THE EXERCISE>
Leave the pictures out and quote only the lines from the one with "Transcribe this chart's" down to the end of the listing below.

* Start *

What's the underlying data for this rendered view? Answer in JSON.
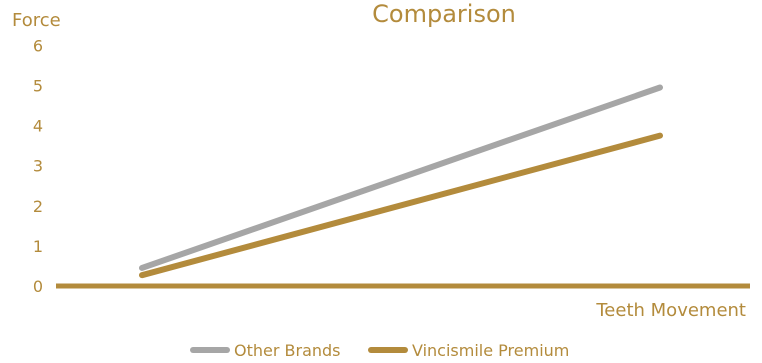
{
  "chart_data": {
    "type": "line",
    "title": "Comparison",
    "ylabel": "Force",
    "xlabel": "Teeth Movement",
    "ylim": [
      0,
      6
    ],
    "yticks": [
      0,
      1,
      2,
      3,
      4,
      5,
      6
    ],
    "x": [
      0,
      1
    ],
    "series": [
      {
        "name": "Other Brands",
        "values": [
          0.45,
          4.95
        ],
        "color": "#a6a6a6"
      },
      {
        "name": "Vincismile Premium",
        "values": [
          0.27,
          3.75
        ],
        "color": "#b38b3c"
      }
    ],
    "legend": "bottom-center",
    "grid": false
  },
  "colors": {
    "text": "#b38b3c",
    "axis": "#b38b3c"
  }
}
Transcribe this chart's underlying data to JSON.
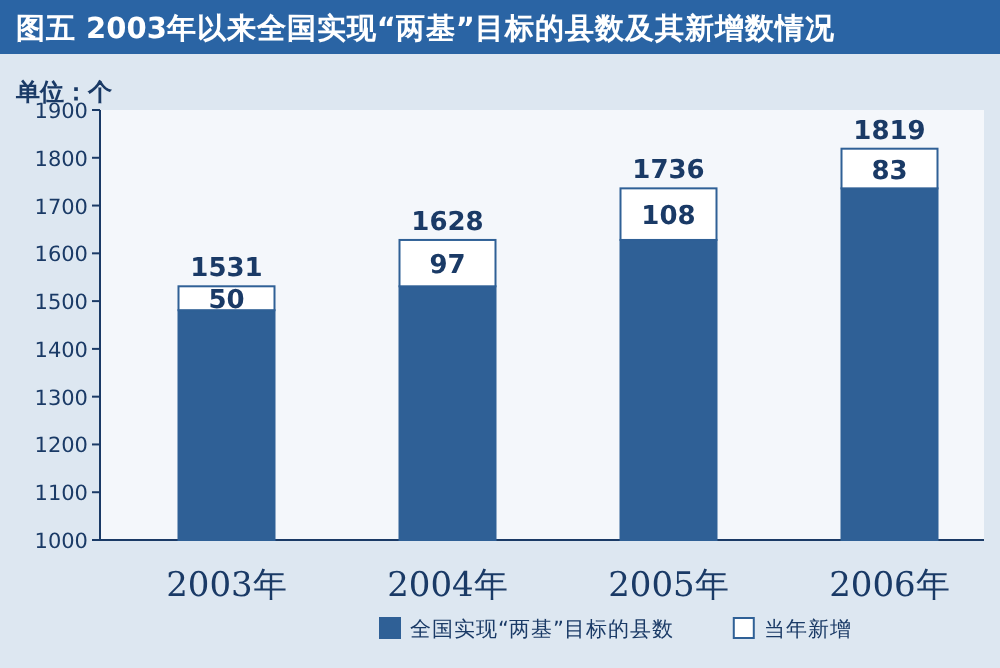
{
  "chart_data": {
    "type": "bar",
    "title": "图五 2003年以来全国实现“两基”目标的县数及其新增数情况",
    "ylabel": "单位：个",
    "categories": [
      "2003年",
      "2004年",
      "2005年",
      "2006年"
    ],
    "stacked": true,
    "series": [
      {
        "name": "全国实现“两基”目标的县数",
        "color": "#2f6096",
        "values": [
          1481,
          1531,
          1628,
          1736
        ]
      },
      {
        "name": "当年新增",
        "color": "#ffffff",
        "base": [
          1481,
          1531,
          1628,
          1736
        ],
        "values": [
          50,
          97,
          108,
          83
        ],
        "value_labels": [
          "50",
          "97",
          "108",
          "83"
        ]
      }
    ],
    "totals": [
      "1531",
      "1628",
      "1736",
      "1819"
    ],
    "ylim": [
      1000,
      1900
    ],
    "yticks": [
      1000,
      1100,
      1200,
      1300,
      1400,
      1500,
      1600,
      1700,
      1800,
      1900
    ],
    "legend": "bottom",
    "grid": false
  }
}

* End *

COMPLETED EXERCISE>
Transcribe this chart's underlying data to JSON.
{
  "chart_data": {
    "type": "bar",
    "title": "图五 2003年以来全国实现“两基”目标的县数及其新增数情况",
    "ylabel": "单位：个",
    "categories": [
      "2003年",
      "2004年",
      "2005年",
      "2006年"
    ],
    "stacked": true,
    "series": [
      {
        "name": "全国实现“两基”目标的县数",
        "color": "#2f6096",
        "values": [
          1481,
          1531,
          1628,
          1736
        ]
      },
      {
        "name": "当年新增",
        "color": "#ffffff",
        "base": [
          1481,
          1531,
          1628,
          1736
        ],
        "values": [
          50,
          97,
          108,
          83
        ],
        "value_labels": [
          "50",
          "97",
          "108",
          "83"
        ]
      }
    ],
    "totals": [
      "1531",
      "1628",
      "1736",
      "1819"
    ],
    "ylim": [
      1000,
      1900
    ],
    "yticks": [
      1000,
      1100,
      1200,
      1300,
      1400,
      1500,
      1600,
      1700,
      1800,
      1900
    ],
    "legend": "bottom",
    "grid": false
  }
}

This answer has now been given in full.